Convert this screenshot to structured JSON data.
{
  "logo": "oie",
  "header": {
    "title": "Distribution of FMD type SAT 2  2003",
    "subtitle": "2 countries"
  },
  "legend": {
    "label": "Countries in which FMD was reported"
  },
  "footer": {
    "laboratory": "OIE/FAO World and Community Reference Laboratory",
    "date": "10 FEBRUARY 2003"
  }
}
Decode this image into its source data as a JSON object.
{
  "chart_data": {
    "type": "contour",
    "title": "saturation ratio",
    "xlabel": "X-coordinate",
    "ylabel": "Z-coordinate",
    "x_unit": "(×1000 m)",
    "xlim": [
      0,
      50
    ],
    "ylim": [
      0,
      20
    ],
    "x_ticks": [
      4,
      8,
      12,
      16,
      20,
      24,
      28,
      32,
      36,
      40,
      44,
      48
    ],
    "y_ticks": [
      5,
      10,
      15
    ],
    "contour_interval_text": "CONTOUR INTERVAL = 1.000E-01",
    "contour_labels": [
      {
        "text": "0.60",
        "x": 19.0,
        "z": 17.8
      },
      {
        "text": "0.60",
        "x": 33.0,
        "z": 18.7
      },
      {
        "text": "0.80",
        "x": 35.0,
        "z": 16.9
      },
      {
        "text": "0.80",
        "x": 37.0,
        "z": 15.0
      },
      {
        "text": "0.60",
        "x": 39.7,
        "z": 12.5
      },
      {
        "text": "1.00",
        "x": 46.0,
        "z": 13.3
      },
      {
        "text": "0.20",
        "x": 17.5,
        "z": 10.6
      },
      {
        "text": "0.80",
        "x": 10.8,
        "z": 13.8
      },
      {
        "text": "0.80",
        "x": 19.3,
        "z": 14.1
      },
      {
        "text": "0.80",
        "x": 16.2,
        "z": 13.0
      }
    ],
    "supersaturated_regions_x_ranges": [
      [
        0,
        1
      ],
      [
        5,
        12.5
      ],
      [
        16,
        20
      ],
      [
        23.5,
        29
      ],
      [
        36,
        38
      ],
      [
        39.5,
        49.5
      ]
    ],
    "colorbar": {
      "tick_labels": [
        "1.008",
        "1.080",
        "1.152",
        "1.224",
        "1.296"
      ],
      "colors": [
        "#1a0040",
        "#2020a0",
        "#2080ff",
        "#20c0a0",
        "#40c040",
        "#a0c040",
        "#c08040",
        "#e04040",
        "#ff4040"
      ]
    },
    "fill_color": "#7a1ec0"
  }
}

——————

To do: Repeat the material above exactly.

Task response:
Convert this screenshot to structured JSON data.
{
  "logo": "oie",
  "header": {
    "title": "Distribution of FMD type SAT 2  2003",
    "subtitle": "2 countries"
  },
  "legend": {
    "label": "Countries in which FMD was reported"
  },
  "footer": {
    "laboratory": "OIE/FAO World and Community Reference Laboratory",
    "date": "10 FEBRUARY 2003"
  }
}
Decode this image into its source data as a JSON object.
{
  "chart_data": {
    "type": "contour",
    "title": "saturation ratio",
    "xlabel": "X-coordinate",
    "ylabel": "Z-coordinate",
    "x_unit": "(×1000 m)",
    "xlim": [
      0,
      50
    ],
    "ylim": [
      0,
      20
    ],
    "x_ticks": [
      4,
      8,
      12,
      16,
      20,
      24,
      28,
      32,
      36,
      40,
      44,
      48
    ],
    "y_ticks": [
      5,
      10,
      15
    ],
    "contour_interval_text": "CONTOUR INTERVAL = 1.000E-01",
    "contour_labels": [
      {
        "text": "0.60",
        "x": 19.0,
        "z": 17.8
      },
      {
        "text": "0.60",
        "x": 33.0,
        "z": 18.7
      },
      {
        "text": "0.80",
        "x": 35.0,
        "z": 16.9
      },
      {
        "text": "0.80",
        "x": 37.0,
        "z": 15.0
      },
      {
        "text": "0.60",
        "x": 39.7,
        "z": 12.5
      },
      {
        "text": "1.00",
        "x": 46.0,
        "z": 13.3
      },
      {
        "text": "0.20",
        "x": 17.5,
        "z": 10.6
      },
      {
        "text": "0.80",
        "x": 10.8,
        "z": 13.8
      },
      {
        "text": "0.80",
        "x": 19.3,
        "z": 14.1
      },
      {
        "text": "0.80",
        "x": 16.2,
        "z": 13.0
      }
    ],
    "supersaturated_regions_x_ranges": [
      [
        0,
        1
      ],
      [
        5,
        12.5
      ],
      [
        16,
        20
      ],
      [
        23.5,
        29
      ],
      [
        36,
        38
      ],
      [
        39.5,
        49.5
      ]
    ],
    "colorbar": {
      "tick_labels": [
        "1.008",
        "1.080",
        "1.152",
        "1.224",
        "1.296"
      ],
      "colors": [
        "#1a0040",
        "#2020a0",
        "#2080ff",
        "#20c0a0",
        "#40c040",
        "#a0c040",
        "#c08040",
        "#e04040",
        "#ff4040"
      ]
    },
    "fill_color": "#7a1ec0"
  }
}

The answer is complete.